§ **Short task**
Quote the listing below in its entirety, omitting every image.

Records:
(begin)
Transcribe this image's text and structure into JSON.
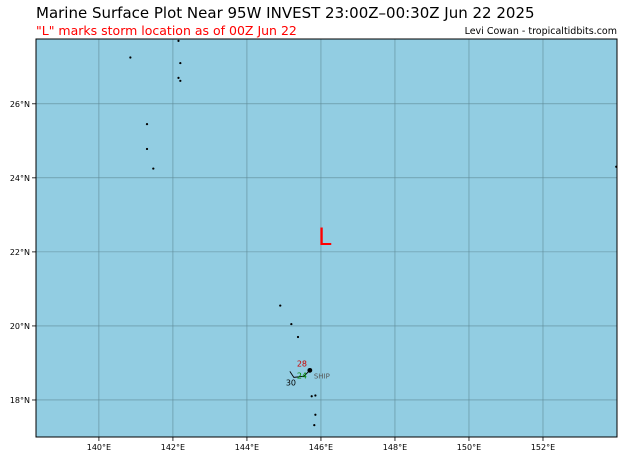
{
  "header": {
    "title": "Marine Surface Plot Near 95W INVEST 23:00Z–00:30Z Jun 22 2025",
    "subtitle": "\"L\" marks storm location as of 00Z Jun 22",
    "credit": "Levi Cowan - tropicaltidbits.com"
  },
  "colors": {
    "ocean": "#92cde2",
    "grid": "#5f8a96",
    "land": "#000000",
    "storm_marker": "#ff0000",
    "subtitle_text": "#ff0000",
    "obs_temperature": "#cc0000",
    "obs_dewpoint": "#008800",
    "obs_id": "#555555"
  },
  "map": {
    "projection": "plate-carree",
    "lon_range": [
      138.3,
      154.0
    ],
    "lat_range": [
      17.0,
      27.75
    ],
    "lon_ticks": [
      {
        "lon": 140,
        "label": "140°E"
      },
      {
        "lon": 142,
        "label": "142°E"
      },
      {
        "lon": 144,
        "label": "144°E"
      },
      {
        "lon": 146,
        "label": "146°E"
      },
      {
        "lon": 148,
        "label": "148°E"
      },
      {
        "lon": 150,
        "label": "150°E"
      },
      {
        "lon": 152,
        "label": "152°E"
      }
    ],
    "lat_ticks": [
      {
        "lat": 18,
        "label": "18°N"
      },
      {
        "lat": 20,
        "label": "20°N"
      },
      {
        "lat": 22,
        "label": "22°N"
      },
      {
        "lat": 24,
        "label": "24°N"
      },
      {
        "lat": 26,
        "label": "26°N"
      }
    ],
    "storm": {
      "label": "L",
      "lon": 146.1,
      "lat": 22.4
    },
    "islands": [
      {
        "lon": 142.15,
        "lat": 27.7
      },
      {
        "lon": 140.85,
        "lat": 27.25
      },
      {
        "lon": 142.2,
        "lat": 27.1
      },
      {
        "lon": 142.15,
        "lat": 26.7
      },
      {
        "lon": 142.2,
        "lat": 26.62
      },
      {
        "lon": 141.3,
        "lat": 25.45
      },
      {
        "lon": 141.3,
        "lat": 24.78
      },
      {
        "lon": 141.47,
        "lat": 24.25
      },
      {
        "lon": 153.98,
        "lat": 24.3
      },
      {
        "lon": 144.9,
        "lat": 20.55
      },
      {
        "lon": 145.2,
        "lat": 20.05
      },
      {
        "lon": 145.38,
        "lat": 19.7
      },
      {
        "lon": 145.7,
        "lat": 18.78
      },
      {
        "lon": 145.85,
        "lat": 18.12
      },
      {
        "lon": 145.75,
        "lat": 18.1
      },
      {
        "lon": 145.85,
        "lat": 17.6
      },
      {
        "lon": 145.82,
        "lat": 17.32
      }
    ],
    "observation": {
      "lon": 145.7,
      "lat": 18.8,
      "temperature": "28",
      "dewpoint": "24",
      "pressure": "30",
      "station_id": "SHIP"
    }
  }
}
(end)
§ **Task result**
Transcribe this image's text and structure into JSON.
{
  "header": {
    "title": "Marine Surface Plot Near 95W INVEST 23:00Z–00:30Z Jun 22 2025",
    "subtitle": "\"L\" marks storm location as of 00Z Jun 22",
    "credit": "Levi Cowan - tropicaltidbits.com"
  },
  "colors": {
    "ocean": "#92cde2",
    "grid": "#5f8a96",
    "land": "#000000",
    "storm_marker": "#ff0000",
    "subtitle_text": "#ff0000",
    "obs_temperature": "#cc0000",
    "obs_dewpoint": "#008800",
    "obs_id": "#555555"
  },
  "map": {
    "projection": "plate-carree",
    "lon_range": [
      138.3,
      154.0
    ],
    "lat_range": [
      17.0,
      27.75
    ],
    "lon_ticks": [
      {
        "lon": 140,
        "label": "140°E"
      },
      {
        "lon": 142,
        "label": "142°E"
      },
      {
        "lon": 144,
        "label": "144°E"
      },
      {
        "lon": 146,
        "label": "146°E"
      },
      {
        "lon": 148,
        "label": "148°E"
      },
      {
        "lon": 150,
        "label": "150°E"
      },
      {
        "lon": 152,
        "label": "152°E"
      }
    ],
    "lat_ticks": [
      {
        "lat": 18,
        "label": "18°N"
      },
      {
        "lat": 20,
        "label": "20°N"
      },
      {
        "lat": 22,
        "label": "22°N"
      },
      {
        "lat": 24,
        "label": "24°N"
      },
      {
        "lat": 26,
        "label": "26°N"
      }
    ],
    "storm": {
      "label": "L",
      "lon": 146.1,
      "lat": 22.4
    },
    "islands": [
      {
        "lon": 142.15,
        "lat": 27.7
      },
      {
        "lon": 140.85,
        "lat": 27.25
      },
      {
        "lon": 142.2,
        "lat": 27.1
      },
      {
        "lon": 142.15,
        "lat": 26.7
      },
      {
        "lon": 142.2,
        "lat": 26.62
      },
      {
        "lon": 141.3,
        "lat": 25.45
      },
      {
        "lon": 141.3,
        "lat": 24.78
      },
      {
        "lon": 141.47,
        "lat": 24.25
      },
      {
        "lon": 153.98,
        "lat": 24.3
      },
      {
        "lon": 144.9,
        "lat": 20.55
      },
      {
        "lon": 145.2,
        "lat": 20.05
      },
      {
        "lon": 145.38,
        "lat": 19.7
      },
      {
        "lon": 145.7,
        "lat": 18.78
      },
      {
        "lon": 145.85,
        "lat": 18.12
      },
      {
        "lon": 145.75,
        "lat": 18.1
      },
      {
        "lon": 145.85,
        "lat": 17.6
      },
      {
        "lon": 145.82,
        "lat": 17.32
      }
    ],
    "observation": {
      "lon": 145.7,
      "lat": 18.8,
      "temperature": "28",
      "dewpoint": "24",
      "pressure": "30",
      "station_id": "SHIP"
    }
  }
}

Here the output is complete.